- LAVORO DA SVOLGERE
Trasforma tutte le righe delle voci qui sotto in una tabella Markdown con le colonne «Numero» e «Voce», mettendo in ogni riga il numero progressivo e il testo della riga e tralasciando le righe vuote. Lascia fuori dalla tabella le immagini.

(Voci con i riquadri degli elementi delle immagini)
+-------+

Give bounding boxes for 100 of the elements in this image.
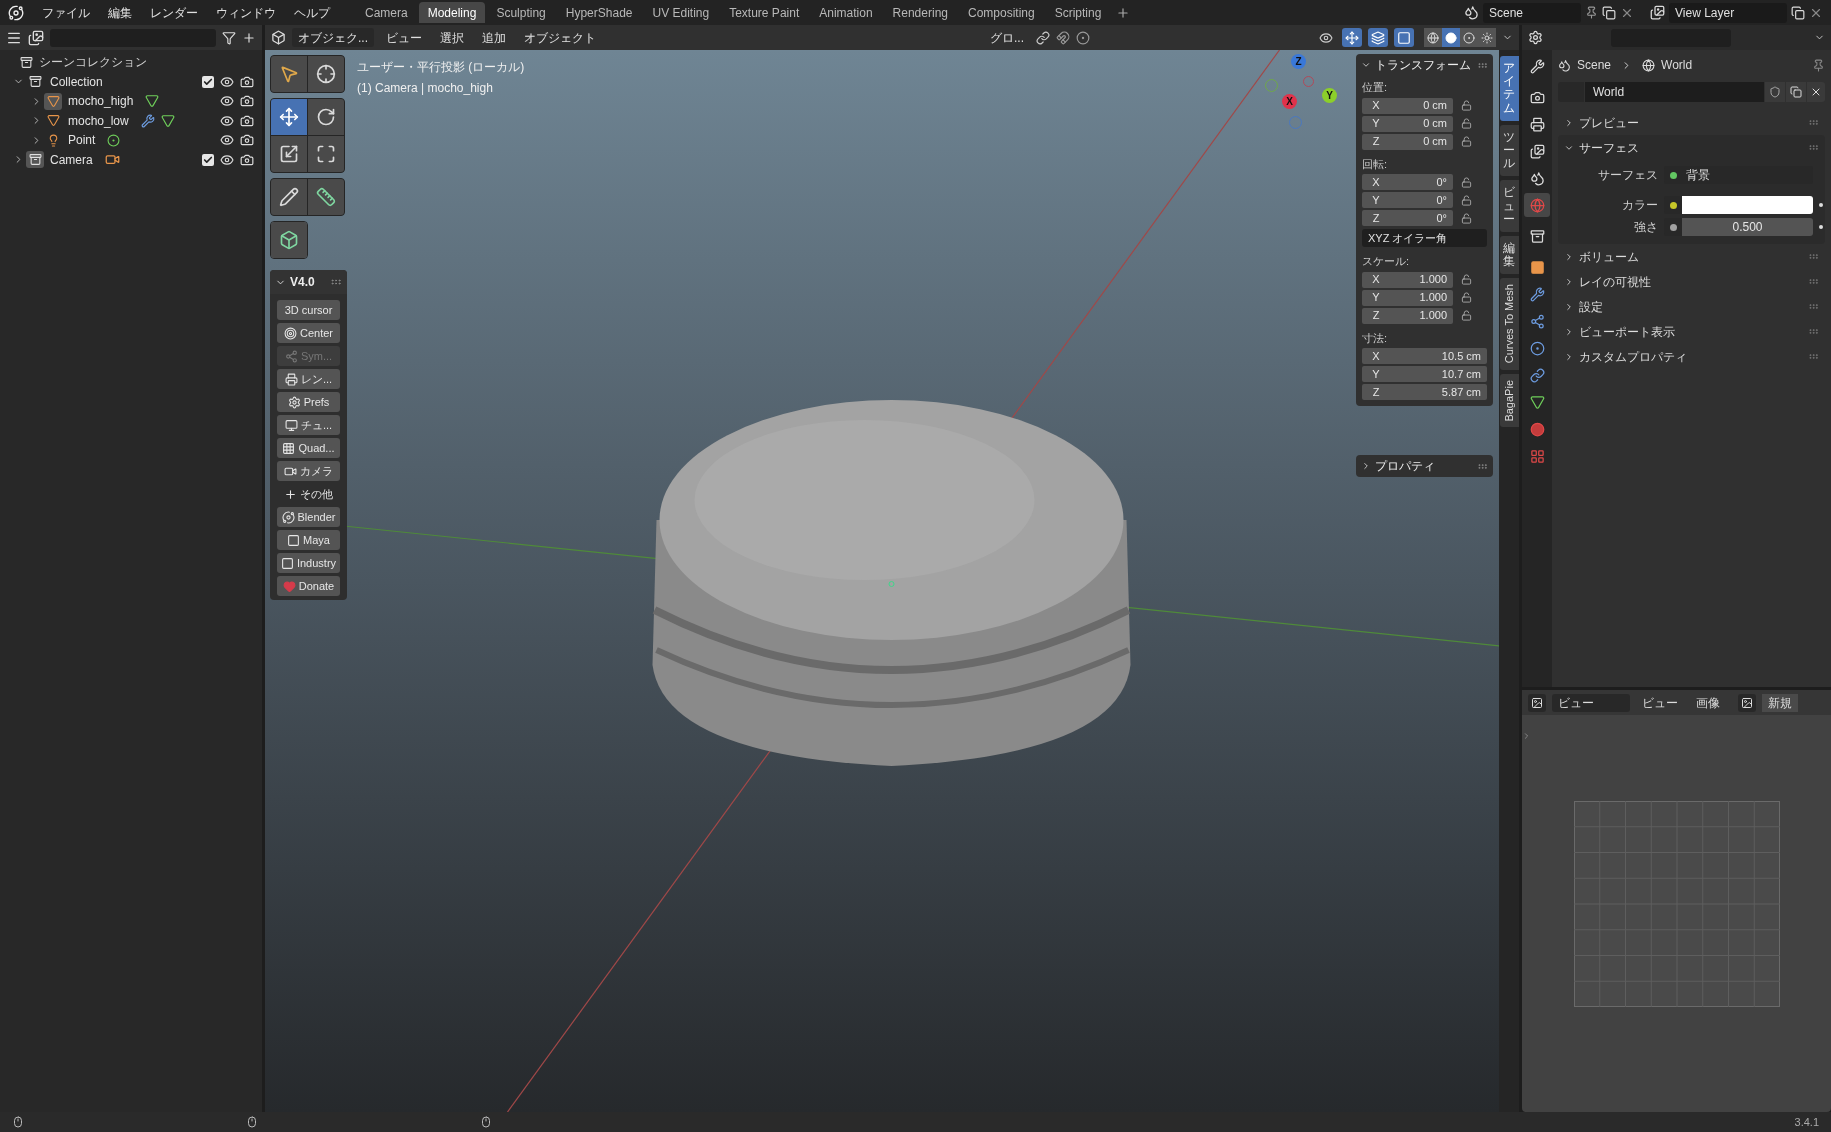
- eye-icon[interactable]: [220, 113, 234, 128]
- number-field[interactable]: Z 5.87 cm: [1362, 384, 1487, 400]
- gizmo-axis-x[interactable]: X: [1282, 94, 1297, 109]
- circle-dot-icon[interactable]: [107, 133, 121, 147]
- workspace-tab[interactable]: Camera: [356, 2, 417, 23]
- outliner-item-label[interactable]: mocho_low: [68, 111, 129, 130]
- viewport-3d[interactable]: [265, 50, 1499, 1112]
- section-title[interactable]: 設定: [1579, 297, 1603, 316]
- workspace-tab[interactable]: UV Editing: [643, 2, 719, 23]
- panel-title[interactable]: プロパティ: [1375, 457, 1435, 475]
- lock-icon[interactable]: [1461, 310, 1472, 321]
- lock-icon[interactable]: [1461, 176, 1472, 188]
- number-field[interactable]: Z 1.000: [1362, 307, 1453, 324]
- menu-item[interactable]: オブジェクト: [518, 28, 602, 47]
- section-title[interactable]: サーフェス: [1579, 138, 1639, 157]
- shield-icon[interactable]: [1769, 86, 1781, 98]
- app-logo-icon[interactable]: [8, 4, 24, 21]
- number-field[interactable]: 0.500: [1682, 218, 1813, 236]
- breadcrumb-item[interactable]: World: [1661, 56, 1693, 74]
- annotate-tool[interactable]: [271, 179, 307, 215]
- magnet-icon[interactable]: [1056, 30, 1070, 45]
- camera-icon[interactable]: [240, 74, 254, 89]
- gizmo-toggle[interactable]: [1342, 28, 1362, 47]
- addon-button[interactable]: Industry: [277, 553, 340, 573]
- section-title[interactable]: ビューポート表示: [1579, 322, 1675, 341]
- triangle-icon[interactable]: [145, 94, 160, 109]
- workspace-tab[interactable]: Compositing: [959, 2, 1044, 23]
- chevron-right-icon[interactable]: [1564, 117, 1574, 128]
- camera-icon[interactable]: [240, 152, 254, 167]
- scale-tool[interactable]: [271, 136, 307, 172]
- menu-item[interactable]: 追加: [476, 28, 512, 47]
- menu-item[interactable]: 選択: [434, 28, 470, 47]
- camera-icon[interactable]: [240, 133, 254, 148]
- menu-item[interactable]: ヘルプ: [286, 3, 338, 22]
- number-field[interactable]: Y 0°: [1362, 192, 1453, 208]
- plus-icon[interactable]: [242, 30, 256, 45]
- macaron-model[interactable]: [652, 400, 1131, 766]
- number-field[interactable]: Y 1.000: [1362, 289, 1453, 306]
- transform-tool[interactable]: [308, 136, 344, 172]
- eye-icon[interactable]: [220, 94, 234, 109]
- number-field[interactable]: X 10.5 cm: [1362, 348, 1487, 364]
- menu-item[interactable]: 画像: [1690, 693, 1726, 712]
- color-swatch[interactable]: [1682, 196, 1813, 214]
- chevron-right-icon[interactable]: [1564, 351, 1574, 362]
- solid-shading-button[interactable]: [1442, 28, 1460, 47]
- lock-icon[interactable]: [1461, 292, 1472, 303]
- overlay-toggle[interactable]: [1368, 28, 1388, 47]
- checkbox[interactable]: [202, 153, 214, 166]
- camera-icon[interactable]: [240, 113, 254, 128]
- workspace-tab[interactable]: HyperShade: [556, 2, 642, 23]
- drag-handle-icon[interactable]: [1808, 251, 1819, 262]
- sidebar-tab[interactable]: アイテム: [1499, 56, 1519, 121]
- eye-icon[interactable]: [220, 74, 234, 89]
- images-icon[interactable]: [1650, 5, 1665, 20]
- menu-item[interactable]: ファイル: [34, 3, 98, 22]
- sidebar-tab[interactable]: BagaPie: [1499, 373, 1519, 428]
- menu-item[interactable]: レンダー: [142, 3, 206, 22]
- addon-button[interactable]: その他: [277, 484, 340, 504]
- scene-field[interactable]: Scene: [1483, 2, 1581, 23]
- material-shading-button[interactable]: [1460, 28, 1478, 47]
- drag-handle-icon[interactable]: [1808, 326, 1819, 337]
- editor-type-icon[interactable]: [1528, 30, 1543, 45]
- rendered-shading-button[interactable]: [1478, 28, 1496, 47]
- rotation-mode-dropdown[interactable]: XYZ オイラー角: [1362, 229, 1487, 247]
- addon-button[interactable]: Maya: [277, 530, 340, 550]
- move-tool[interactable]: [271, 99, 307, 135]
- menu-item[interactable]: ビュー: [380, 28, 428, 47]
- addon-button[interactable]: カメラ: [277, 461, 340, 481]
- section-title[interactable]: ボリューム: [1579, 247, 1639, 266]
- chevron-right-icon[interactable]: [1564, 326, 1574, 337]
- lock-icon[interactable]: [1461, 212, 1472, 224]
- view-layer-field[interactable]: View Layer: [1669, 2, 1787, 23]
- menu-item[interactable]: 編集: [100, 3, 140, 22]
- addon-button[interactable]: チュ...: [277, 415, 340, 435]
- sidebar-tab[interactable]: ビュー: [1499, 180, 1519, 232]
- chevron-right-icon[interactable]: [1564, 251, 1574, 262]
- number-field[interactable]: X 0 cm: [1362, 97, 1453, 114]
- number-field[interactable]: Z 0 cm: [1362, 133, 1453, 150]
- eye-icon[interactable]: [220, 152, 234, 167]
- editor-type-icon[interactable]: [271, 30, 286, 45]
- outliner-item-label[interactable]: Camera: [50, 150, 93, 169]
- copy-icon[interactable]: [1790, 86, 1802, 98]
- menu-item[interactable]: ウィンドウ: [208, 3, 284, 22]
- outliner-item-label[interactable]: Point: [68, 131, 96, 150]
- drag-handle-icon[interactable]: [1808, 117, 1819, 128]
- number-field[interactable]: Y 10.7 cm: [1362, 366, 1487, 382]
- rotate-tool[interactable]: [308, 99, 344, 135]
- panel-title[interactable]: トランスフォーム: [1375, 56, 1471, 74]
- workspace-tab[interactable]: Animation: [810, 2, 882, 23]
- lock-icon[interactable]: [1461, 274, 1472, 285]
- addon-button[interactable]: Quad...: [277, 438, 340, 458]
- close-icon[interactable]: [1810, 86, 1822, 98]
- circle-dot-icon[interactable]: [1076, 30, 1090, 45]
- outliner-item-label[interactable]: Collection: [50, 72, 103, 91]
- image-icon[interactable]: [1741, 696, 1753, 709]
- outliner-item-label[interactable]: mocho_high: [68, 92, 134, 111]
- mode-dropdown[interactable]: オブジェク...: [292, 28, 374, 47]
- plus-icon[interactable]: [1116, 5, 1131, 20]
- chevron-right-icon[interactable]: [1361, 461, 1371, 471]
- addon-button[interactable]: 3D cursor: [277, 300, 340, 320]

+-------+

- ESERCIZIO SVOLTO
| Numero | Voce |
|---|---|
| 1 | Give bounding boxes for 100 of the elements in this image. |
| 2 | - eye-icon[interactable]: [220, 113, 234, 128] |
| 3 | - number-field[interactable]: Z 5.87 cm: [1362, 384, 1487, 400] |
| 4 | - gizmo-axis-x[interactable]: X: [1282, 94, 1297, 109] |
| 5 | - circle-dot-icon[interactable]: [107, 133, 121, 147] |
| 6 | - workspace-tab[interactable]: Camera: [356, 2, 417, 23] |
| 7 | - outliner-item-label[interactable]: mocho_low: [68, 111, 129, 130] |
| 8 | - viewport-3d[interactable]: [265, 50, 1499, 1112] |
| 9 | - section-title[interactable]: 設定: [1579, 297, 1603, 316] |
| 10 | - workspace-tab[interactable]: UV Editing: [643, 2, 719, 23] |
| 11 | - panel-title[interactable]: プロパティ: [1375, 457, 1435, 475] |
| 12 | - lock-icon[interactable]: [1461, 310, 1472, 321] |
| 13 | - lock-icon[interactable]: [1461, 176, 1472, 188] |
| 14 | - number-field[interactable]: Z 1.000: [1362, 307, 1453, 324] |
| 15 | - menu-item[interactable]: オブジェクト: [518, 28, 602, 47] |
| 16 | - section-title[interactable]: サーフェス: [1579, 138, 1639, 157] |
| 17 | - shield-icon[interactable]: [1769, 86, 1781, 98] |
| 18 | - app-logo-icon[interactable]: [8, 4, 24, 21] |
| 19 | - number-field[interactable]: 0.500: [1682, 218, 1813, 236] |
| 20 | - breadcrumb-item[interactable]: World: [1661, 56, 1693, 74] |
| 21 | - annotate-tool[interactable]: [271, 179, 307, 215] |
| 22 | - magnet-icon[interactable]: [1056, 30, 1070, 45] |
| 23 | - camera-icon[interactable]: [240, 74, 254, 89] |
| 24 | - gizmo-toggle[interactable]: [1342, 28, 1362, 47] |
| 25 | - addon-button[interactable]: Industry: [277, 553, 340, 573] |
| 26 | - section-title[interactable]: ビューポート表示: [1579, 322, 1675, 341] |
| 27 | - triangle-icon[interactable]: [145, 94, 160, 109] |
| 28 | - workspace-tab[interactable]: Compositing: [959, 2, 1044, 23] |
| 29 | - chevron-right-icon[interactable]: [1564, 117, 1574, 128] |
| 30 | - camera-icon[interactable]: [240, 152, 254, 167] |
| 31 | - scale-tool[interactable]: [271, 136, 307, 172] |
| 32 | - menu-item[interactable]: 追加: [476, 28, 512, 47] |
| 33 | - menu-item[interactable]: 選択: [434, 28, 470, 47] |
| 34 | - camera-icon[interactable]: [240, 133, 254, 148] |
| 35 | - menu-item[interactable]: ヘルプ: [286, 3, 338, 22] |
| 36 | - number-field[interactable]: Y 0°: [1362, 192, 1453, 208] |
| 37 | - plus-icon[interactable]: [242, 30, 256, 45] |
| 38 | - macaron-model[interactable]: [652, 400, 1131, 766] |
| 39 | - number-field[interactable]: Y 1.000: [1362, 289, 1453, 306] |
| 40 | - transform-tool[interactable]: [308, 136, 344, 172] |
| 41 | - eye-icon[interactable]: [220, 94, 234, 109] |
| 42 | - number-field[interactable]: X 10.5 cm: [1362, 348, 1487, 364] |
| 43 | - menu-item[interactable]: 画像: [1690, 693, 1726, 712] |
| 44 | - color-swatch[interactable]: [1682, 196, 1813, 214] |
| 45 | - chevron-right-icon[interactable]: [1564, 351, 1574, 362] |
| 46 | - solid-shading-button[interactable]: [1442, 28, 1460, 47] |
| 47 | - lock-icon[interactable]: [1461, 292, 1472, 303] |
| 48 | - overlay-toggle[interactable]: [1368, 28, 1388, 47] |
| 49 | - checkbox[interactable]: [202, 153, 214, 166] |
| 50 | - camera-icon[interactable]: [240, 113, 254, 128] |
| 51 | - workspace-tab[interactable]: HyperShade: [556, 2, 642, 23] |
| 52 | - drag-handle-icon[interactable]: [1808, 251, 1819, 262] |
| 53 | - sidebar-tab[interactable]: アイテム: [1499, 56, 1519, 121] |
| 54 | - eye-icon[interactable]: [220, 74, 234, 89] |
| 55 | - images-icon[interactable]: [1650, 5, 1665, 20] |
| 56 | - menu-item[interactable]: ファイル: [34, 3, 98, 22] |
| 57 | - sidebar-tab[interactable]: BagaPie: [1499, 373, 1519, 428] |
| 58 | - menu-item[interactable]: レンダー: [142, 3, 206, 22] |
| 59 | - addon-button[interactable]: その他: [277, 484, 340, 504] |
| 60 | - scene-field[interactable]: Scene: [1483, 2, 1581, 23] |
| 61 | - material-shading-button[interactable]: [1460, 28, 1478, 47] |
| 62 | - drag-handle-icon[interactable]: [1808, 326, 1819, 337] |
| 63 | - editor-type-icon[interactable]: [1528, 30, 1543, 45] |
| 64 | - rendered-shading-button[interactable]: [1478, 28, 1496, 47] |
| 65 | - rotation-mode-dropdown[interactable]: XYZ オイラー角: [1362, 229, 1487, 247] |
| 66 | - addon-button[interactable]: Maya: [277, 530, 340, 550] |
| 67 | - move-tool[interactable]: [271, 99, 307, 135] |
| 68 | - menu-item[interactable]: ビュー: [380, 28, 428, 47] |
| 69 | - addon-button[interactable]: カメラ: [277, 461, 340, 481] |
| 70 | - section-title[interactable]: ボリューム: [1579, 247, 1639, 266] |
| 71 | - chevron-right-icon[interactable]: [1564, 326, 1574, 337] |
| 72 | - lock-icon[interactable]: [1461, 212, 1472, 224] |
| 73 | - view-layer-field[interactable]: View Layer: [1669, 2, 1787, 23] |
| 74 | - menu-item[interactable]: 編集: [100, 3, 140, 22] |
| 75 | - addon-button[interactable]: チュ...: [277, 415, 340, 435] |
| 76 | - sidebar-tab[interactable]: ビュー: [1499, 180, 1519, 232] |
| 77 | - chevron-right-icon[interactable]: [1564, 251, 1574, 262] |
| 78 | - number-field[interactable]: X 0 cm: [1362, 97, 1453, 114] |
| 79 | - number-field[interactable]: Z 0 cm: [1362, 133, 1453, 150] |
| 80 | - eye-icon[interactable]: [220, 152, 234, 167] |
| 81 | - editor-type-icon[interactable]: [271, 30, 286, 45] |
| 82 | - outliner-item-label[interactable]: Camera: [50, 150, 93, 169] |
| 83 | - copy-icon[interactable]: [1790, 86, 1802, 98] |
| 84 | - menu-item[interactable]: ウィンドウ: [208, 3, 284, 22] |
| 85 | - outliner-item-label[interactable]: Point: [68, 131, 96, 150] |
| 86 | - drag-handle-icon[interactable]: [1808, 117, 1819, 128] |
| 87 | - number-field[interactable]: Y 10.7 cm: [1362, 366, 1487, 382] |
| 88 | - rotate-tool[interactable]: [308, 99, 344, 135] |
| 89 | - panel-title[interactable]: トランスフォーム: [1375, 56, 1471, 74] |
| 90 | - workspace-tab[interactable]: Animation: [810, 2, 882, 23] |
| 91 | - lock-icon[interactable]: [1461, 274, 1472, 285] |
| 92 | - addon-button[interactable]: Quad...: [277, 438, 340, 458] |
| 93 | - close-icon[interactable]: [1810, 86, 1822, 98] |
| 94 | - circle-dot-icon[interactable]: [1076, 30, 1090, 45] |
| 95 | - outliner-item-label[interactable]: Collection: [50, 72, 103, 91] |
| 96 | - image-icon[interactable]: [1741, 696, 1753, 709] |
| 97 | - outliner-item-label[interactable]: mocho_high: [68, 92, 134, 111] |
| 98 | - mode-dropdown[interactable]: オブジェク...: [292, 28, 374, 47] |
| 99 | - plus-icon[interactable]: [1116, 5, 1131, 20] |
| 100 | - chevron-right-icon[interactable]: [1361, 461, 1371, 471] |
| 101 | - addon-button[interactable]: 3D cursor: [277, 300, 340, 320] |